**Texto de lectura**
----------------------------------------

Tablillas del Enuma Elis

Pero esta teogonía, basada en un relato cosmogónico que procede de la mezcla de aguas dulces y saladas, puede interpretarse también desde una perspectiva más realista. Por un lado, refleja la configuración de la Mesopotamia, situada entre dos ríos, el Tigris y el Éufrates, que se juntan antes de desaguar en el mar. Incluso las tradiciones locales más antiguas se refieren a que, desde el diluvio, toda la zona inter fluvial era una inmensa marisma llena de juncales, convertida, a partir de la llegada de los sumerios desde las montañas, en un territorio irrigado por canales con numerosas poblaciones sedentarias, lo cual dio comienzo a la era neolítica y calcolítica. Es decir que, por otro lado, el poema refleja el nacimiento de la civilización en Oriente medio, cuyo principal medio de riqueza y de comunicación era el agua, ya que vivieron de la agricultura y el comercio. La transformación de Tiamat y la victoria de Marduk sobre ella señalan a su vez el paso de los clanes matriarcales a los patriarcales, gracias a la confianza de los dioses para instaurar el orden con el poder que otorga la palabra y la ley, permitiendo sustituir el mundo dominado por las emociones y los sentidos por un mundo inmaterial e inteligible.

----------------------------------------

**Datos**
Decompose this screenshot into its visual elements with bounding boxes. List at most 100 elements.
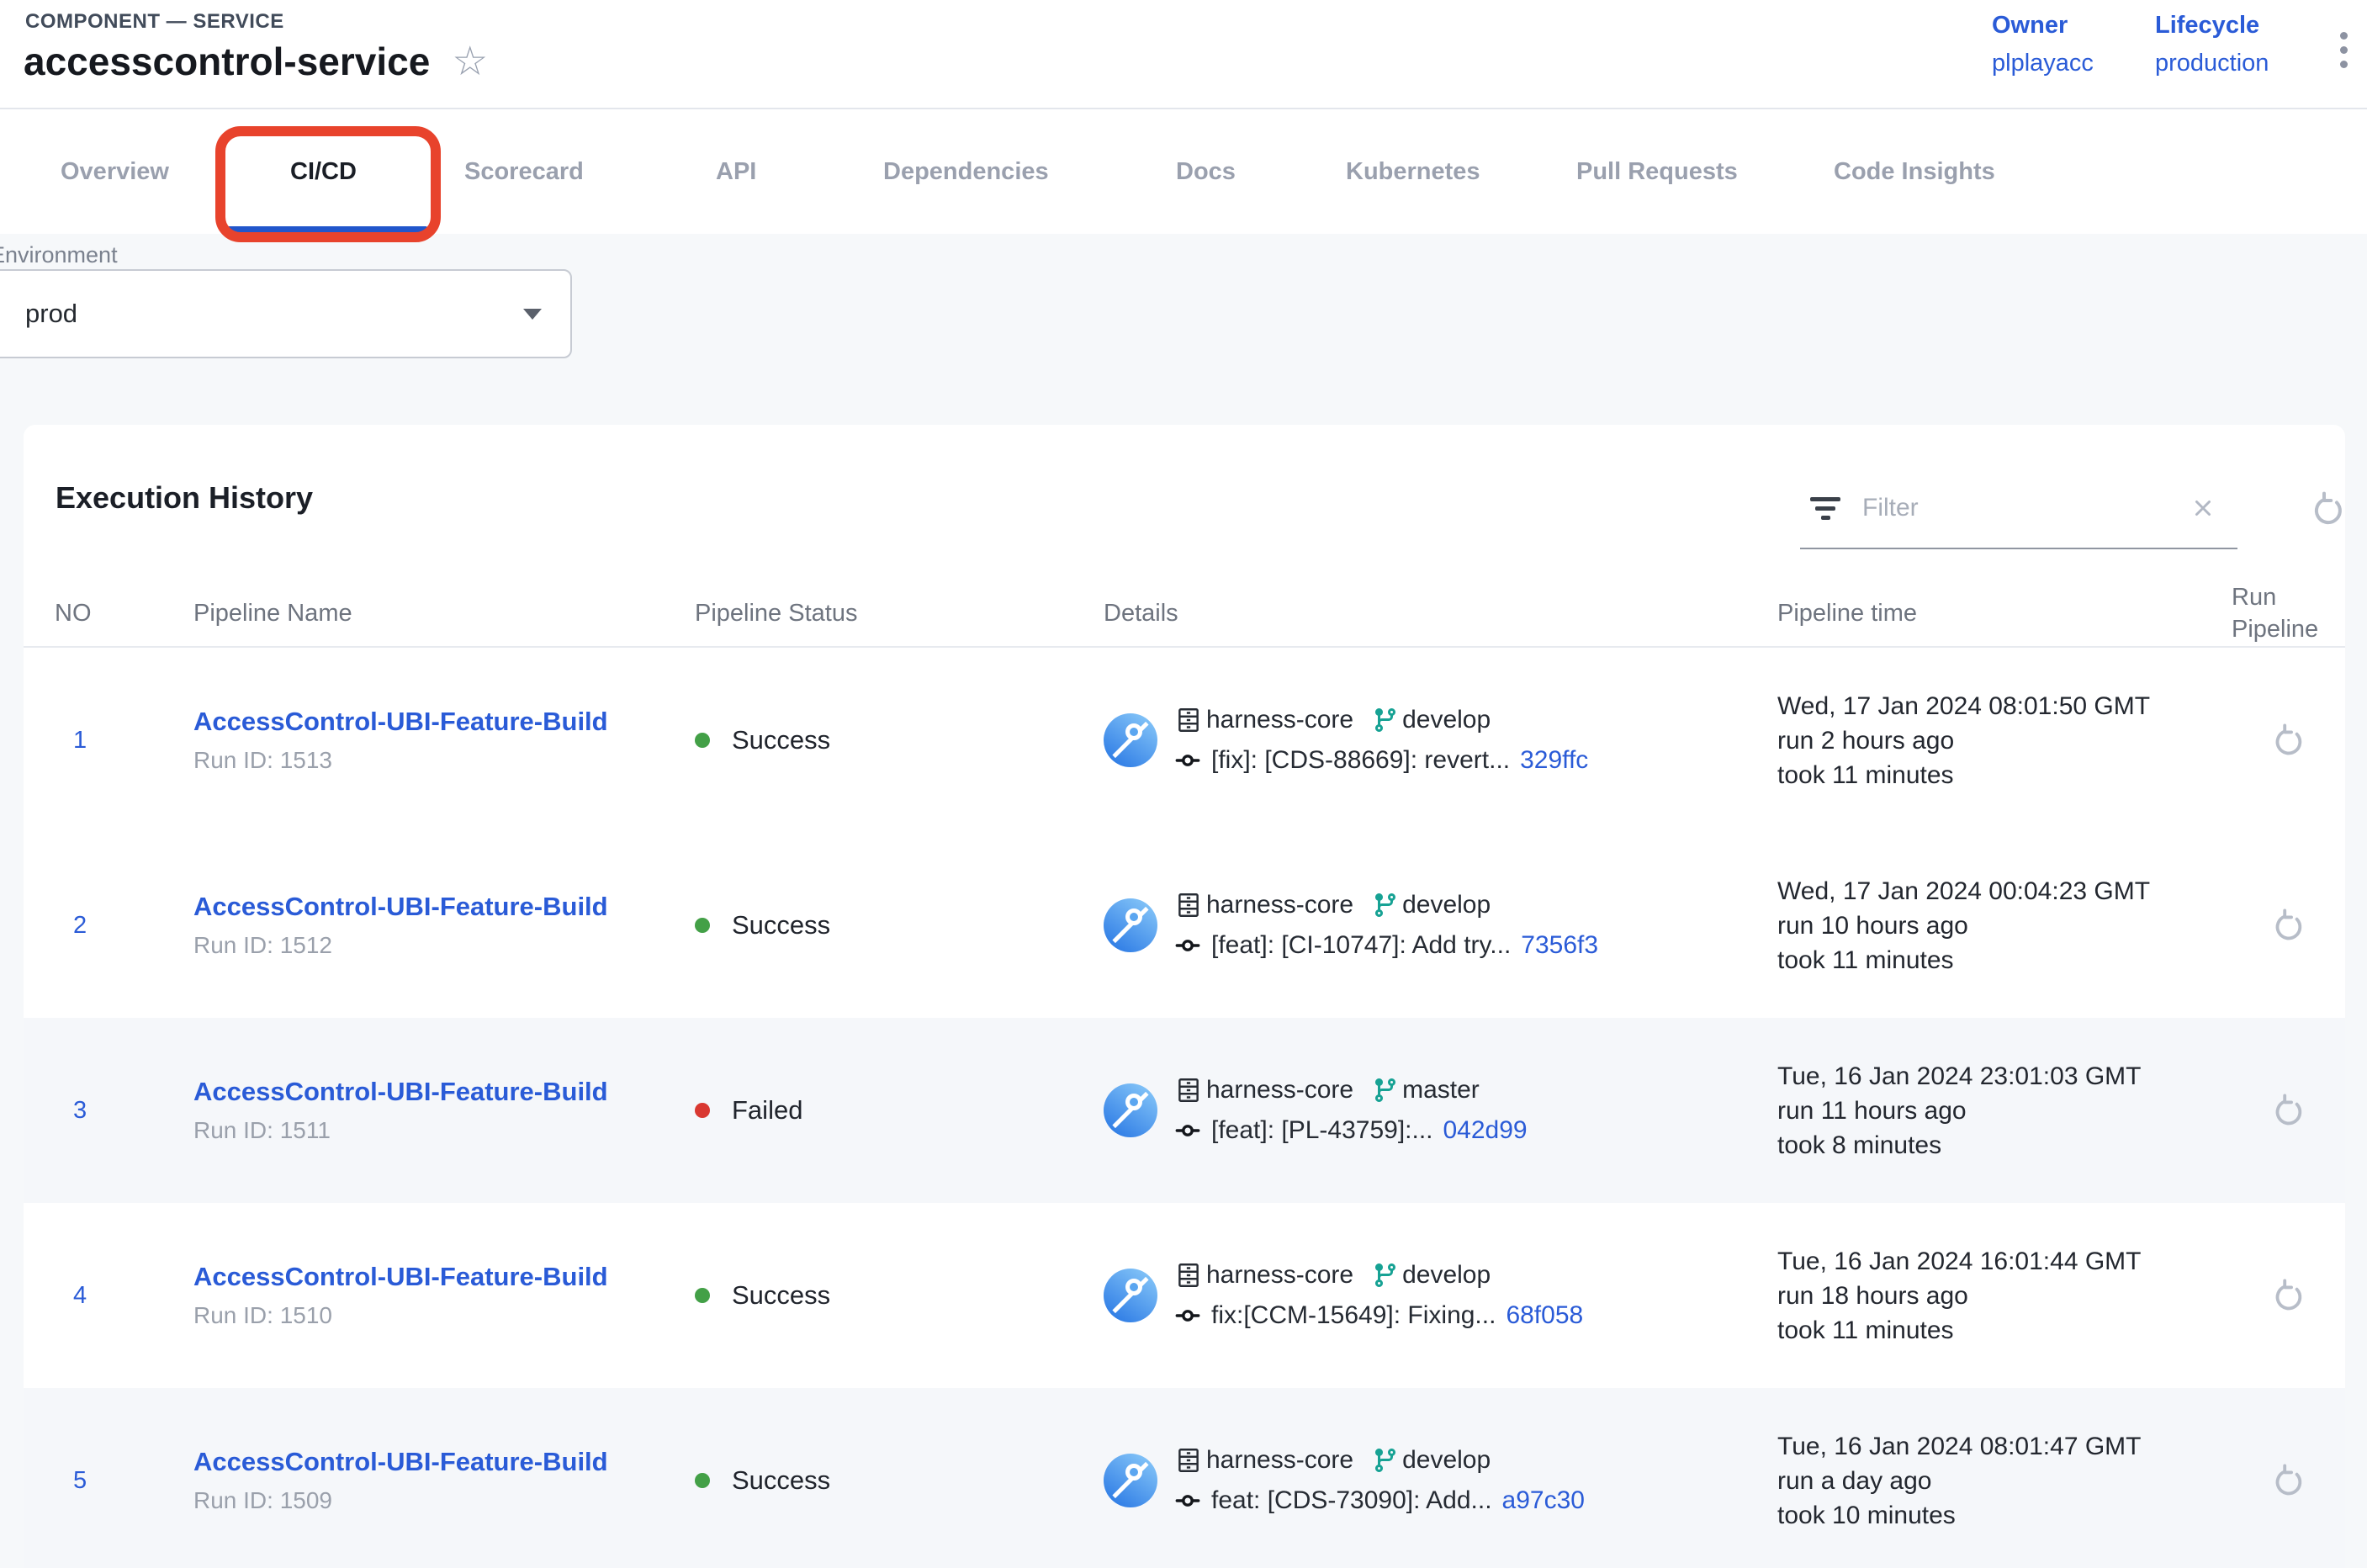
row-number: 5 (55, 1467, 87, 1495)
status-dot (695, 1473, 710, 1488)
refresh-icon[interactable] (2288, 469, 2367, 549)
repo-name: harness-core (1206, 891, 1353, 919)
tab-bar: Overview CI/CD Scorecard API Dependencies Doc… (0, 109, 2367, 234)
git-branch-icon (1372, 1447, 1399, 1474)
lifecycle-meta: Lifecycle production (2155, 12, 2269, 77)
tab-ci-cd[interactable]: CI/CD (290, 109, 357, 234)
run-pipeline-button[interactable] (2269, 906, 2308, 945)
pipeline-time: Wed, 17 Jan 2024 08:01:50 GMT run 2 hour… (1777, 689, 2232, 792)
run-pipeline-button[interactable] (2269, 721, 2308, 760)
tab-code-insights[interactable]: Code Insights (1834, 109, 1995, 234)
execution-rows: 1 AccessControl-UBI-Feature-Build Run ID… (24, 648, 2345, 1568)
git-commit-icon (1174, 747, 1201, 774)
repository-icon (1174, 1261, 1203, 1290)
pipeline-time-gmt: Wed, 17 Jan 2024 08:01:50 GMT (1777, 689, 2232, 723)
page-header: COMPONENT — SERVICE accesscontrol-servic… (0, 0, 2367, 109)
tab-dependencies[interactable]: Dependencies (883, 109, 1049, 234)
component-service-page: COMPONENT — SERVICE accesscontrol-servic… (0, 0, 2367, 1568)
environment-selected-value: prod (25, 299, 77, 329)
branch-name: develop (1402, 1446, 1491, 1475)
status-label: Success (732, 910, 830, 940)
row-number: 2 (55, 912, 87, 940)
col-pipeline-status: Pipeline Status (695, 600, 1104, 628)
pipeline-time-took: took 11 minutes (1777, 758, 2232, 792)
table-row: 1 AccessControl-UBI-Feature-Build Run ID… (24, 648, 2345, 833)
owner-value-link[interactable]: plplayacc (1992, 50, 2094, 77)
repo-name: harness-core (1206, 706, 1353, 734)
tab-scorecard[interactable]: Scorecard (464, 109, 584, 234)
pipeline-name-link[interactable]: AccessControl-UBI-Feature-Build (193, 1262, 608, 1291)
pipeline-name-link[interactable]: AccessControl-UBI-Feature-Build (193, 1447, 608, 1476)
col-pipeline-time: Pipeline time (1777, 600, 2232, 628)
commit-hash-link[interactable]: 042d99 (1443, 1116, 1528, 1145)
kebab-menu-icon[interactable] (2327, 32, 2360, 68)
pipeline-time-ago: run a day ago (1777, 1464, 2232, 1498)
repo-name: harness-core (1206, 1446, 1353, 1475)
tab-docs[interactable]: Docs (1176, 109, 1236, 234)
git-commit-icon (1174, 932, 1201, 959)
tab-kubernetes[interactable]: Kubernetes (1346, 109, 1480, 234)
pipeline-name-link[interactable]: AccessControl-UBI-Feature-Build (193, 892, 608, 921)
filter-input[interactable] (1862, 494, 2115, 522)
commit-hash-link[interactable]: 7356f3 (1521, 931, 1598, 960)
lifecycle-label: Lifecycle (2155, 12, 2269, 40)
run-pipeline-button[interactable] (2269, 1091, 2308, 1130)
ci-module-icon (1104, 898, 1157, 952)
status-label: Failed (732, 1095, 802, 1126)
chevron-down-icon (523, 309, 542, 320)
repository-icon (1174, 1446, 1203, 1475)
commit-message: [fix]: [CDS-88669]: revert... (1211, 746, 1510, 775)
pipeline-name-link[interactable]: AccessControl-UBI-Feature-Build (193, 1077, 608, 1106)
tab-api[interactable]: API (716, 109, 756, 234)
commit-message: [feat]: [PL-43759]:... (1211, 1116, 1433, 1145)
status-label: Success (732, 1465, 830, 1496)
pipeline-time-ago: run 11 hours ago (1777, 1094, 2232, 1128)
status-dot (695, 733, 710, 748)
execution-history-card: Execution History NO Pipeline Name Pipel… (24, 425, 2345, 1568)
filter-box (1800, 469, 2237, 549)
run-id: Run ID: 1509 (193, 1487, 695, 1514)
run-id: Run ID: 1511 (193, 1117, 695, 1144)
ci-module-icon (1104, 1454, 1157, 1507)
col-run-pipeline: Run Pipeline (2232, 581, 2341, 645)
tab-overview[interactable]: Overview (61, 109, 169, 234)
filter-icon (1810, 497, 1840, 520)
repository-icon (1174, 891, 1203, 919)
repository-icon (1174, 1076, 1203, 1104)
commit-hash-link[interactable]: a97c30 (1502, 1486, 1585, 1515)
breadcrumb: COMPONENT — SERVICE (25, 10, 284, 34)
commit-hash-link[interactable]: 329ffc (1520, 746, 1588, 775)
row-number: 1 (55, 727, 87, 755)
favorite-star-icon[interactable]: ☆ (452, 41, 488, 82)
git-branch-icon (1372, 892, 1399, 919)
pipeline-time-ago: run 2 hours ago (1777, 723, 2232, 758)
pipeline-time-took: took 11 minutes (1777, 1313, 2232, 1348)
pipeline-time-ago: run 10 hours ago (1777, 908, 2232, 943)
tab-pull-requests[interactable]: Pull Requests (1576, 109, 1738, 234)
environment-select[interactable]: prod (0, 269, 572, 358)
col-details: Details (1104, 600, 1777, 628)
status-dot (695, 1288, 710, 1303)
commit-hash-link[interactable]: 68f058 (1506, 1301, 1583, 1330)
git-commit-icon (1174, 1302, 1201, 1329)
git-commit-icon (1174, 1487, 1201, 1514)
run-id: Run ID: 1513 (193, 747, 695, 774)
row-number: 3 (55, 1097, 87, 1125)
commit-message: feat: [CDS-73090]: Add... (1211, 1486, 1492, 1515)
pipeline-name-link[interactable]: AccessControl-UBI-Feature-Build (193, 707, 608, 736)
git-branch-icon (1372, 707, 1399, 734)
environment-label: Environment (0, 242, 118, 268)
ci-module-icon (1104, 713, 1157, 767)
table-row: 2 AccessControl-UBI-Feature-Build Run ID… (24, 833, 2345, 1018)
pipeline-time-took: took 8 minutes (1777, 1128, 2232, 1163)
git-branch-icon (1372, 1262, 1399, 1289)
owner-label: Owner (1992, 12, 2094, 40)
run-pipeline-button[interactable] (2269, 1461, 2308, 1500)
run-pipeline-button[interactable] (2269, 1276, 2308, 1315)
col-pipeline-name: Pipeline Name (193, 600, 695, 628)
clear-filter-icon[interactable] (2190, 495, 2216, 521)
commit-message: fix:[CCM-15649]: Fixing... (1211, 1301, 1496, 1330)
execution-history-title: Execution History (56, 480, 313, 516)
status-label: Success (732, 725, 830, 755)
ci-module-icon (1104, 1269, 1157, 1322)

----------------------------------------

**Tareas**
1. Según el texto sobre el Enuma Elis, ¿entre qué dos ríos se sitúa Mesopotamia?
2. Prosigue el texto sobre el Enuma Elis a partir de su última oración.
Los datos provienen de una fuente distinta a la del texto.

**Respuestas por tarea**
1. Entre el Tigris y el Éufrates.

2.
El mito de las aguas originarias aparece también en Egipto, un pueblo que obtuvo su prosperidad del río Nilo y vivió pendiente de sus periódicas inundaciones. La cosmogonía nos ha llegado a través de papiros descifrados en el siglo XIX por el arqueólogo filólogo Gaston Maspéro y dice lo siguiente:

“Al principio era Nun, masa líquida primordial, en cuyas infinitas profundidades flotaban confusos los gérmenes de todas las cosas. Cuando comenzó a brillar el Sol, la Tierra fue allanada y las aguas separadas en dos masas diferentes: una engendró los ríos y el Océano; la otra suspendida en el aire, formó la bóveda del cielo, las aguas de lo alto, en las cuales, astros y dioses, transportados por una corriente eterna se pusieron a navegar” (Máspero, Hist. Anc. Des peuples de l´Oriente, 27).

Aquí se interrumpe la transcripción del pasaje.